§ WORK INSTRUCTION
Copy each line in the data that includes the word "COVID".

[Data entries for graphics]
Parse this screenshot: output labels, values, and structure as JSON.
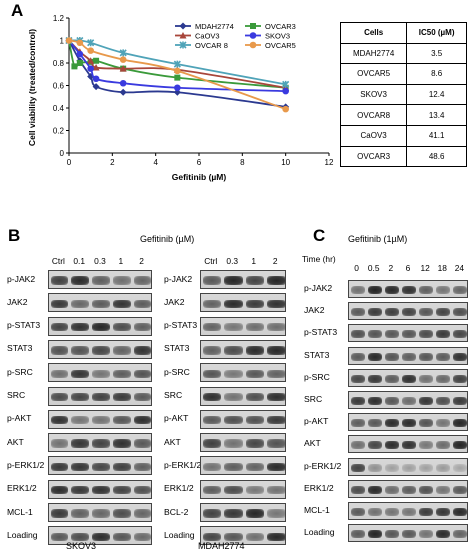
{
  "panel_a": {
    "letter": "A",
    "chart_data": {
      "type": "line",
      "xlabel": "Gefitinib (µM)",
      "ylabel": "Cell viability (treated/control)",
      "xlim": [
        0,
        12
      ],
      "ylim": [
        0,
        1.2
      ],
      "x_ticks": [
        "0",
        "2",
        "4",
        "6",
        "8",
        "10",
        "12"
      ],
      "y_ticks": [
        "0",
        "0.2",
        "0.4",
        "0.6",
        "0.8",
        "1",
        "1.2"
      ],
      "grid": false,
      "legend_position": "top, inside plot (two columns)",
      "series": [
        {
          "name": "MDAH2774",
          "color": "#2b3990",
          "marker": "diamond",
          "x": [
            0,
            0.5,
            1,
            1.25,
            2.5,
            5,
            10
          ],
          "y": [
            1.0,
            0.82,
            0.68,
            0.59,
            0.54,
            0.54,
            0.41
          ]
        },
        {
          "name": "OVCAR3",
          "color": "#3a9a3a",
          "marker": "square",
          "x": [
            0,
            0.25,
            0.5,
            1,
            1.25,
            2.5,
            5,
            10
          ],
          "y": [
            1.0,
            0.77,
            0.8,
            0.81,
            0.82,
            0.75,
            0.67,
            0.58
          ]
        },
        {
          "name": "CaOV3",
          "color": "#a8463b",
          "marker": "triangle",
          "x": [
            0,
            0.5,
            1,
            1.25,
            2.5,
            5,
            10
          ],
          "y": [
            1.0,
            0.9,
            0.82,
            0.76,
            0.75,
            0.74,
            0.58
          ]
        },
        {
          "name": "SKOV3",
          "color": "#3a3adf",
          "marker": "circle",
          "x": [
            0,
            0.5,
            1,
            1.25,
            2.5,
            5,
            10
          ],
          "y": [
            1.0,
            0.88,
            0.75,
            0.66,
            0.62,
            0.58,
            0.55
          ]
        },
        {
          "name": "OVCAR 8",
          "color": "#4fa3b8",
          "marker": "x",
          "x": [
            0,
            0.5,
            1,
            2.5,
            5,
            10
          ],
          "y": [
            1.0,
            1.0,
            0.98,
            0.89,
            0.79,
            0.61
          ]
        },
        {
          "name": "OVCAR5",
          "color": "#e8994b",
          "marker": "circle",
          "x": [
            0,
            0.5,
            1,
            2.5,
            5,
            10
          ],
          "y": [
            1.0,
            0.98,
            0.91,
            0.83,
            0.73,
            0.39
          ]
        }
      ]
    },
    "table": {
      "headers": [
        "Cells",
        "IC50 (µM)"
      ],
      "rows": [
        [
          "MDAH2774",
          "3.5"
        ],
        [
          "OVCAR5",
          "8.6"
        ],
        [
          "SKOV3",
          "12.4"
        ],
        [
          "OVCAR8",
          "13.4"
        ],
        [
          "CaOV3",
          "41.1"
        ],
        [
          "OVCAR3",
          "48.6"
        ]
      ]
    }
  },
  "panel_b": {
    "letter": "B",
    "treatment": "Gefitinib (µM)",
    "skov3": {
      "cell_line": "SKOV3",
      "doses": [
        "Ctrl",
        "0.1",
        "0.3",
        "1",
        "2"
      ],
      "proteins": [
        "p-JAK2",
        "JAK2",
        "p-STAT3",
        "STAT3",
        "p-SRC",
        "SRC",
        "p-AKT",
        "AKT",
        "p-ERK1/2",
        "ERK1/2",
        "MCL-1",
        "Loading"
      ]
    },
    "mdah": {
      "cell_line": "MDAH2774",
      "doses": [
        "Ctrl",
        "0.3",
        "1",
        "2"
      ],
      "proteins": [
        "p-JAK2",
        "JAK2",
        "p-STAT3",
        "STAT3",
        "p-SRC",
        "SRC",
        "p-AKT",
        "AKT",
        "p-ERK1/2",
        "ERK1/2",
        "BCL-2",
        "Loading"
      ]
    }
  },
  "panel_c": {
    "letter": "C",
    "treatment": "Gefitinib (1µM)",
    "time_label": "Time (hr)",
    "times": [
      "0",
      "0.5",
      "2",
      "6",
      "12",
      "18",
      "24"
    ],
    "proteins": [
      "p-JAK2",
      "JAK2",
      "p-STAT3",
      "STAT3",
      "p-SRC",
      "SRC",
      "p-AKT",
      "AKT",
      "p-ERK1/2",
      "ERK1/2",
      "MCL-1",
      "Loading"
    ]
  }
}
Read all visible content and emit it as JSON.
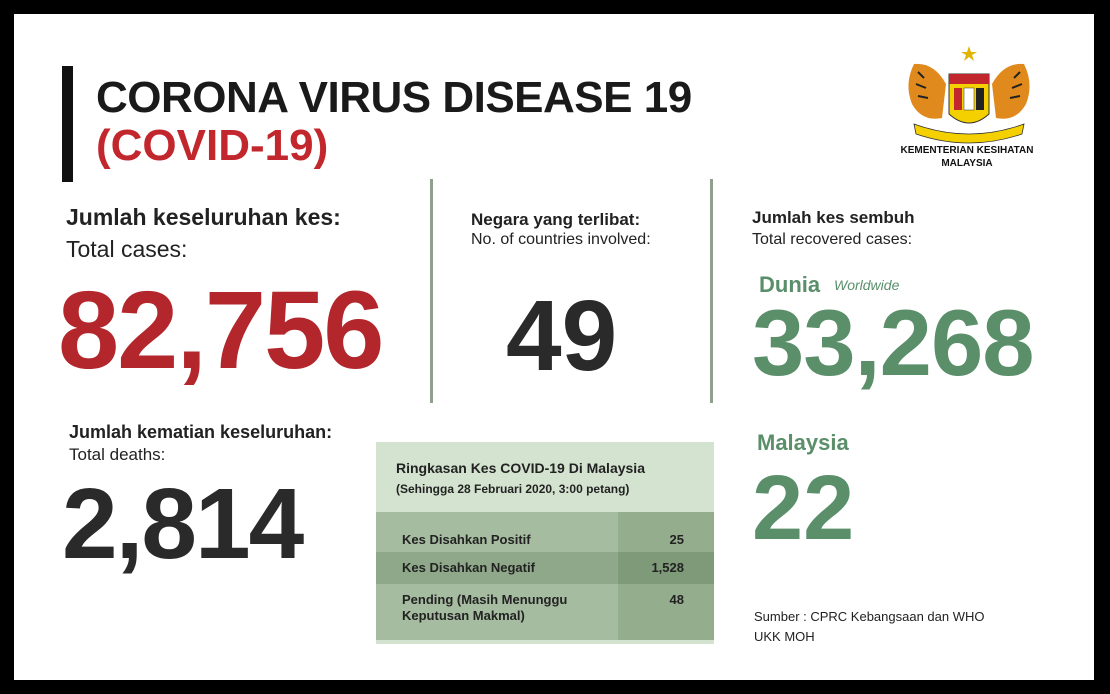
{
  "header": {
    "title": "CORONA VIRUS DISEASE 19",
    "subtitle": "(COVID-19)"
  },
  "ministry": {
    "crest_icon": "malaysia-coat-of-arms-icon",
    "name_line1": "KEMENTERIAN KESIHATAN",
    "name_line2": "MALAYSIA"
  },
  "total_cases": {
    "label_ms": "Jumlah keseluruhan kes:",
    "label_en": "Total cases:",
    "value": "82,756"
  },
  "countries": {
    "label_ms": "Negara yang terlibat:",
    "label_en": "No. of countries involved:",
    "value": "49"
  },
  "recovered": {
    "label_ms": "Jumlah kes sembuh",
    "label_en": "Total recovered cases:",
    "world_label": "Dunia",
    "world_label_en": "Worldwide",
    "world_value": "33,268",
    "malaysia_label": "Malaysia",
    "malaysia_value": "22"
  },
  "deaths": {
    "label_ms": "Jumlah kematian keseluruhan:",
    "label_en": "Total deaths:",
    "value": "2,814"
  },
  "summary": {
    "title": "Ringkasan Kes COVID-19 Di Malaysia",
    "subtitle": "(Sehingga 28 Februari 2020, 3:00 petang)",
    "rows": [
      {
        "label": "Kes Disahkan Positif",
        "value": "25"
      },
      {
        "label": "Kes Disahkan Negatif",
        "value": "1,528"
      },
      {
        "label_line1": "Pending (Masih Menunggu",
        "label_line2": "Keputusan Makmal)",
        "value": "48"
      }
    ]
  },
  "source": {
    "line1": "Sumber : CPRC Kebangsaan dan WHO",
    "line2": "UKK MOH"
  },
  "colors": {
    "red": "#b3262c",
    "green": "#5a8f6a",
    "dark": "#2a2a2a",
    "table_bg": "#d4e3cf"
  }
}
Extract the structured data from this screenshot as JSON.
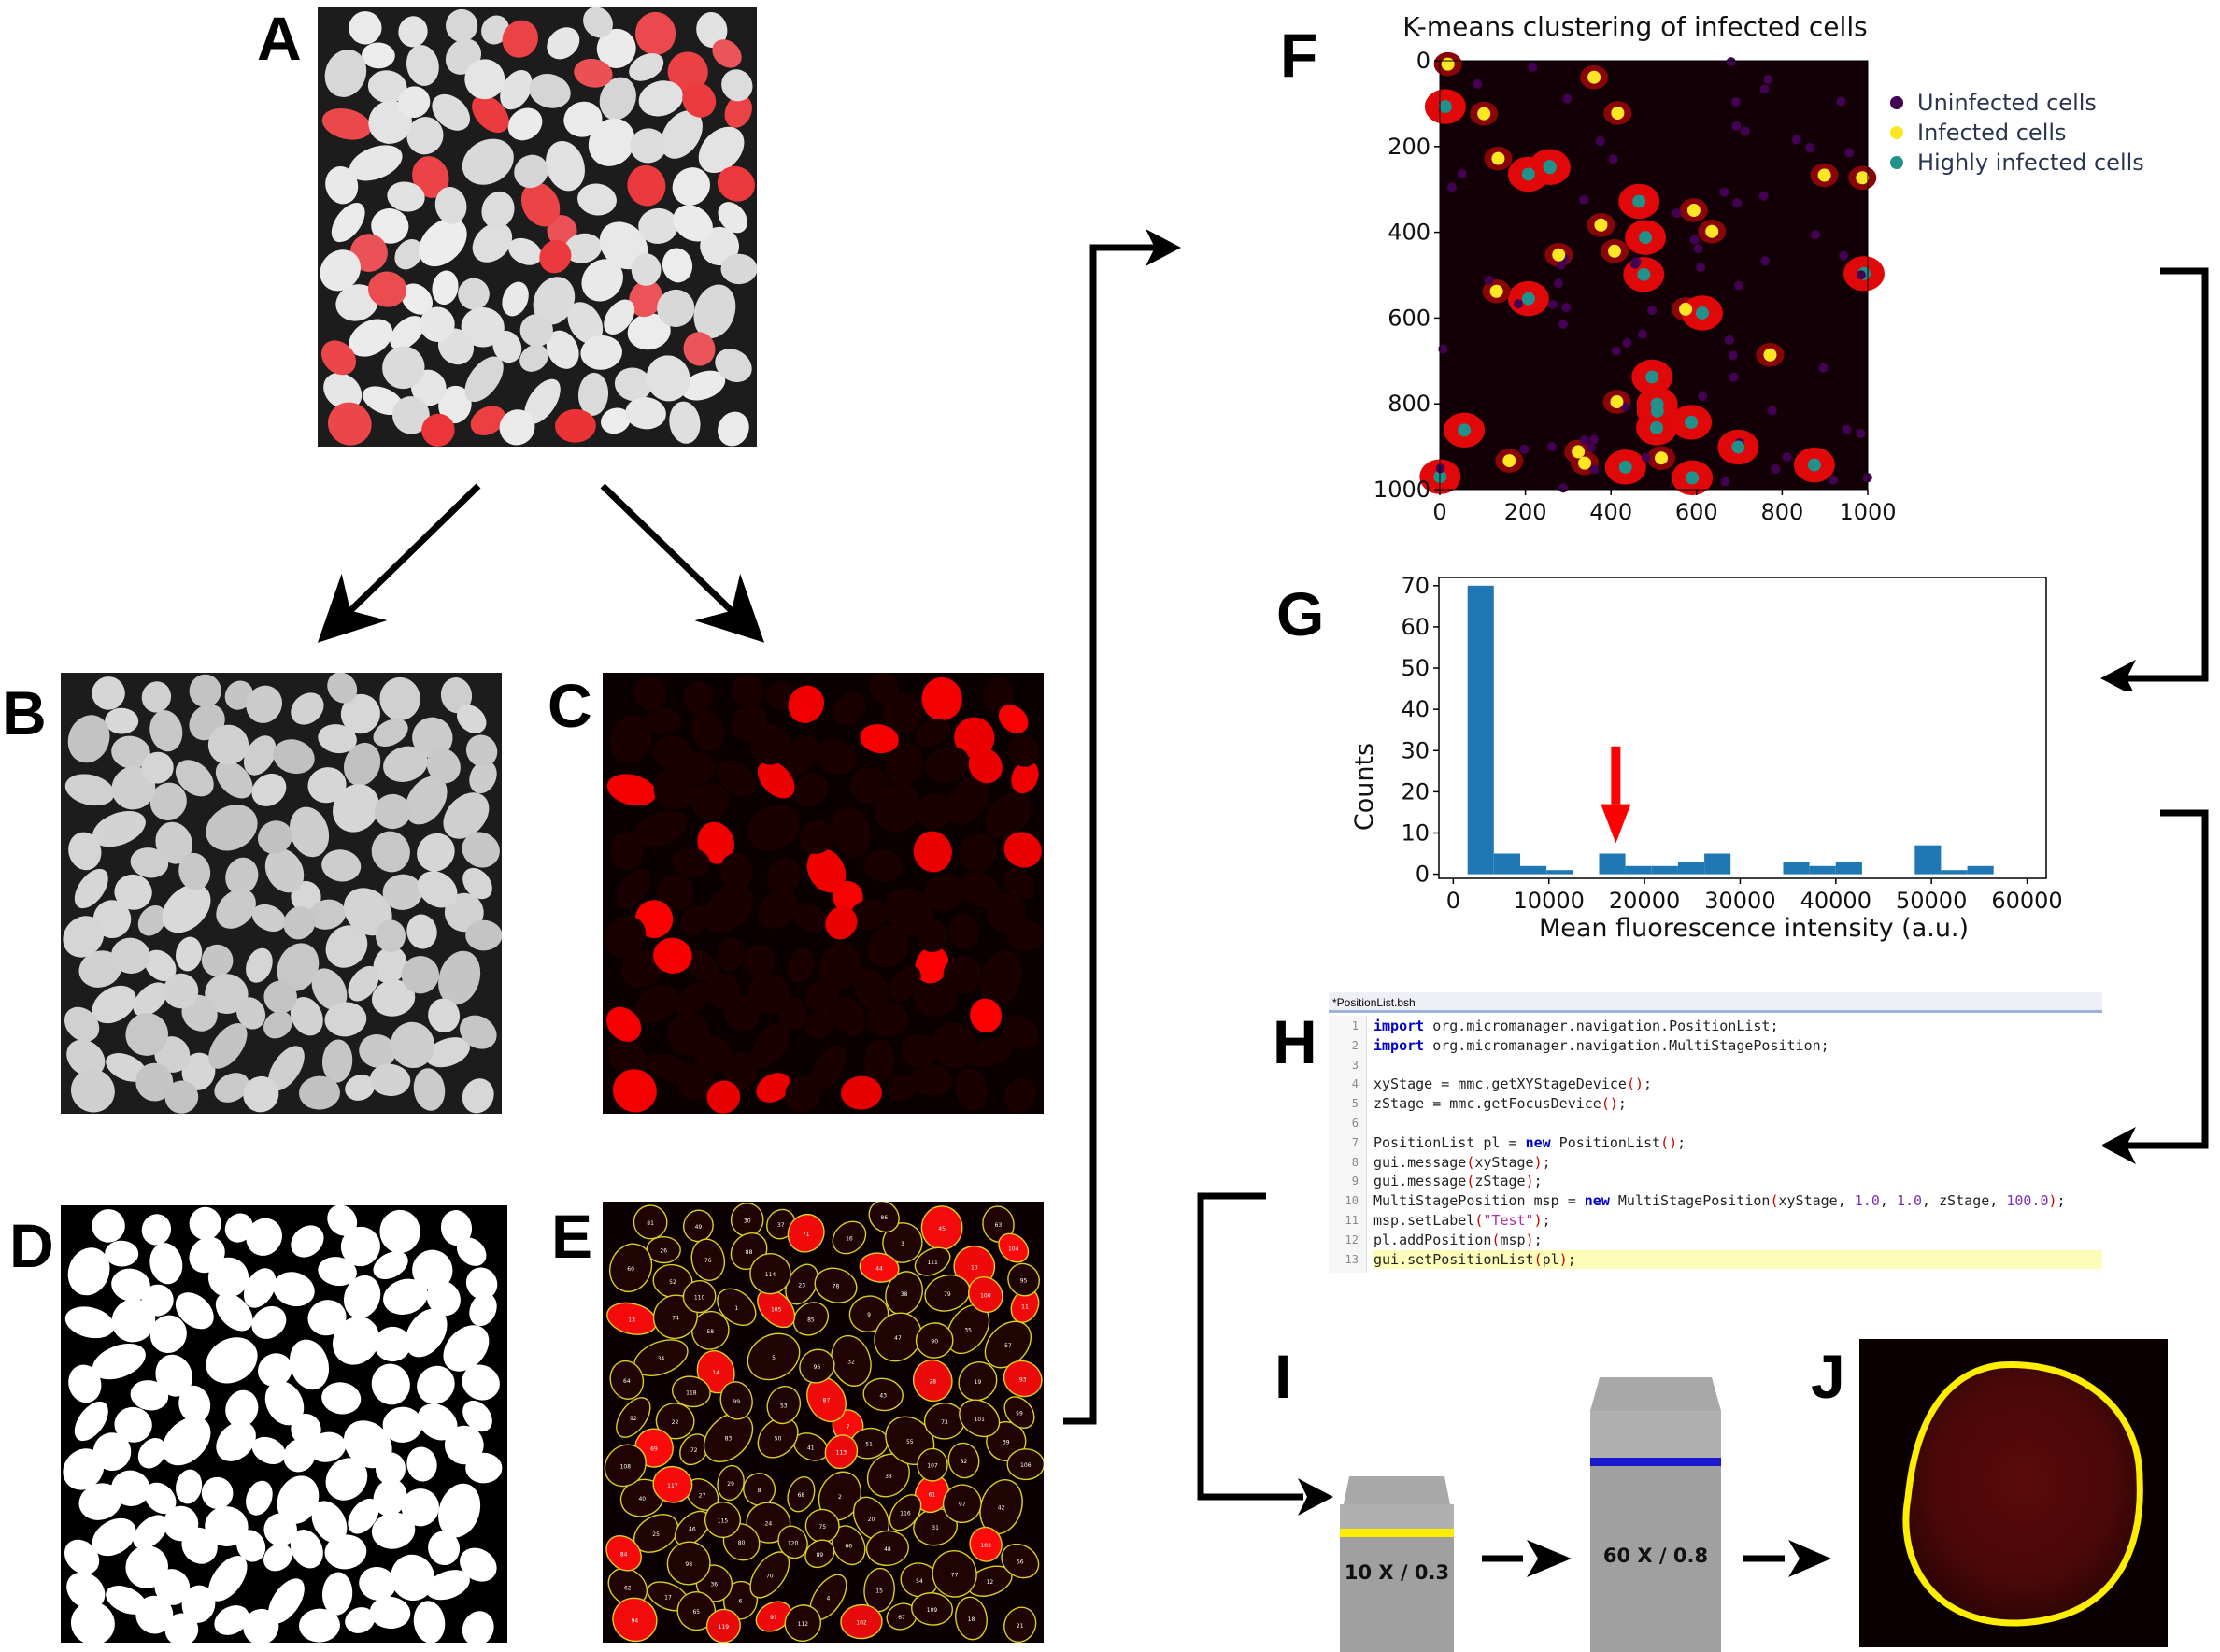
{
  "panels": {
    "A": "A",
    "B": "B",
    "C": "C",
    "D": "D",
    "E": "E",
    "F": "F",
    "G": "G",
    "H": "H",
    "I": "I",
    "J": "J"
  },
  "panel_f": {
    "title": "K-means clustering of infected cells",
    "x_ticks": [
      "0",
      "200",
      "400",
      "600",
      "800",
      "1000"
    ],
    "y_ticks": [
      "0",
      "200",
      "400",
      "600",
      "800",
      "1000"
    ],
    "legend": [
      "Uninfected cells",
      "Infected cells",
      "Highly infected cells"
    ],
    "colors": {
      "uninfected": "#440154",
      "infected": "#fde725",
      "highly_infected": "#21918c"
    }
  },
  "chart_data": {
    "type": "bar",
    "xlabel": "Mean fluorescence intensity (a.u.)",
    "ylabel": "Counts",
    "xlim": [
      0,
      60000
    ],
    "ylim": [
      0,
      72
    ],
    "x_ticks": [
      "0",
      "10000",
      "20000",
      "30000",
      "40000",
      "50000",
      "60000"
    ],
    "y_ticks": [
      "0",
      "10",
      "20",
      "30",
      "40",
      "50",
      "60",
      "70"
    ],
    "bin_starts": [
      1500,
      4250,
      7000,
      9750,
      12500,
      15250,
      18000,
      20750,
      23500,
      26250,
      29000,
      31750,
      34500,
      37250,
      40000,
      42750,
      45500,
      48250,
      51000,
      53750
    ],
    "bin_width": 2750,
    "values": [
      70,
      5,
      2,
      1,
      0,
      5,
      2,
      2,
      3,
      5,
      0,
      0,
      3,
      2,
      3,
      0,
      0,
      7,
      1,
      2
    ],
    "annotation": {
      "type": "arrow",
      "x": 17000,
      "color": "#ff0000"
    },
    "bar_color": "#1f77b4"
  },
  "panel_h": {
    "filename": "*PositionList.bsh",
    "lines": [
      {
        "n": "1",
        "parts": [
          [
            "kw",
            "import"
          ],
          [
            "t",
            " org.micromanager.navigation.PositionList;"
          ]
        ]
      },
      {
        "n": "2",
        "parts": [
          [
            "kw",
            "import"
          ],
          [
            "t",
            " org.micromanager.navigation.MultiStagePosition;"
          ]
        ]
      },
      {
        "n": "3",
        "parts": []
      },
      {
        "n": "4",
        "parts": [
          [
            "t",
            "xyStage = mmc.getXYStageDevice"
          ],
          [
            "par",
            "()"
          ],
          [
            "t",
            ";"
          ]
        ]
      },
      {
        "n": "5",
        "parts": [
          [
            "t",
            "zStage = mmc.getFocusDevice"
          ],
          [
            "par",
            "()"
          ],
          [
            "t",
            ";"
          ]
        ]
      },
      {
        "n": "6",
        "parts": []
      },
      {
        "n": "7",
        "parts": [
          [
            "t",
            "PositionList pl = "
          ],
          [
            "kw",
            "new"
          ],
          [
            "t",
            " PositionList"
          ],
          [
            "par",
            "()"
          ],
          [
            "t",
            ";"
          ]
        ]
      },
      {
        "n": "8",
        "parts": [
          [
            "t",
            "gui.message"
          ],
          [
            "par",
            "("
          ],
          [
            "t",
            "xyStage"
          ],
          [
            "par",
            ")"
          ],
          [
            "t",
            ";"
          ]
        ]
      },
      {
        "n": "9",
        "parts": [
          [
            "t",
            "gui.message"
          ],
          [
            "par",
            "("
          ],
          [
            "t",
            "zStage"
          ],
          [
            "par",
            ")"
          ],
          [
            "t",
            ";"
          ]
        ]
      },
      {
        "n": "10",
        "parts": [
          [
            "t",
            "MultiStagePosition msp = "
          ],
          [
            "kw",
            "new"
          ],
          [
            "t",
            " MultiStagePosition"
          ],
          [
            "par",
            "("
          ],
          [
            "t",
            "xyStage, "
          ],
          [
            "num",
            "1.0"
          ],
          [
            "t",
            ", "
          ],
          [
            "num",
            "1.0"
          ],
          [
            "t",
            ", zStage, "
          ],
          [
            "num",
            "100.0"
          ],
          [
            "par",
            ")"
          ],
          [
            "t",
            ";"
          ]
        ]
      },
      {
        "n": "11",
        "parts": [
          [
            "t",
            "msp.setLabel"
          ],
          [
            "par",
            "("
          ],
          [
            "str",
            "\"Test\""
          ],
          [
            "par",
            ")"
          ],
          [
            "t",
            ";"
          ]
        ]
      },
      {
        "n": "12",
        "parts": [
          [
            "t",
            "pl.addPosition"
          ],
          [
            "par",
            "("
          ],
          [
            "t",
            "msp"
          ],
          [
            "par",
            ")"
          ],
          [
            "t",
            ";"
          ]
        ]
      },
      {
        "n": "13",
        "parts": [
          [
            "t",
            "gui.setPositionList"
          ],
          [
            "par",
            "("
          ],
          [
            "t",
            "pl"
          ],
          [
            "par",
            ")"
          ],
          [
            "t",
            ";"
          ]
        ],
        "highlight": true
      }
    ]
  },
  "panel_i": {
    "objective_low": "10 X / 0.3",
    "objective_high": "60 X / 0.8",
    "band_low_color": "#ffee00",
    "band_high_color": "#1a1acc"
  }
}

§ TASK RESPONSE
    "subtitle": "(COVID-19)"
    "title": "Ringkasan Kes COVID-19 Di Malaysia",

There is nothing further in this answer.